:: Task description ::
An identical copy of every entry below is the required output.

:: Figure content listings ::
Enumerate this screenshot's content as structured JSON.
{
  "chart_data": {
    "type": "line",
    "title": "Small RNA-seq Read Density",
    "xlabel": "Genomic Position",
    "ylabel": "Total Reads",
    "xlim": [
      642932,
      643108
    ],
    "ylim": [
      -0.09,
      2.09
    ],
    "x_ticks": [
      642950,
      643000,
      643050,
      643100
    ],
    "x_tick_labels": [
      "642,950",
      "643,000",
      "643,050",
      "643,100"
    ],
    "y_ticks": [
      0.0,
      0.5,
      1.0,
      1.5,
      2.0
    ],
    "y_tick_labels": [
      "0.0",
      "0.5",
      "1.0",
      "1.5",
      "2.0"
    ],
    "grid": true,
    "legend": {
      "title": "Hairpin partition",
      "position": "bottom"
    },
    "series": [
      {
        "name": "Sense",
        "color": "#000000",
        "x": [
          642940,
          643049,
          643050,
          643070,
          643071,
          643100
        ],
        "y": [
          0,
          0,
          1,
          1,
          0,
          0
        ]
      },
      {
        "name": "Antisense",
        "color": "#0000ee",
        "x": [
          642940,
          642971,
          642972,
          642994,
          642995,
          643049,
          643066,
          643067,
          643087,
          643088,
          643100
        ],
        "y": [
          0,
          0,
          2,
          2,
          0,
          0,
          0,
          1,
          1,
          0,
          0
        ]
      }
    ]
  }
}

:: Finished exercise ::
Enumerate this screenshot's content as structured JSON.
{
  "chart_data": {
    "type": "line",
    "title": "Small RNA-seq Read Density",
    "xlabel": "Genomic Position",
    "ylabel": "Total Reads",
    "xlim": [
      642932,
      643108
    ],
    "ylim": [
      -0.09,
      2.09
    ],
    "x_ticks": [
      642950,
      643000,
      643050,
      643100
    ],
    "x_tick_labels": [
      "642,950",
      "643,000",
      "643,050",
      "643,100"
    ],
    "y_ticks": [
      0.0,
      0.5,
      1.0,
      1.5,
      2.0
    ],
    "y_tick_labels": [
      "0.0",
      "0.5",
      "1.0",
      "1.5",
      "2.0"
    ],
    "grid": true,
    "legend": {
      "title": "Hairpin partition",
      "position": "bottom"
    },
    "series": [
      {
        "name": "Sense",
        "color": "#000000",
        "x": [
          642940,
          643049,
          643050,
          643070,
          643071,
          643100
        ],
        "y": [
          0,
          0,
          1,
          1,
          0,
          0
        ]
      },
      {
        "name": "Antisense",
        "color": "#0000ee",
        "x": [
          642940,
          642971,
          642972,
          642994,
          642995,
          643049,
          643066,
          643067,
          643087,
          643088,
          643100
        ],
        "y": [
          0,
          0,
          2,
          2,
          0,
          0,
          0,
          1,
          1,
          0,
          0
        ]
      }
    ]
  }
}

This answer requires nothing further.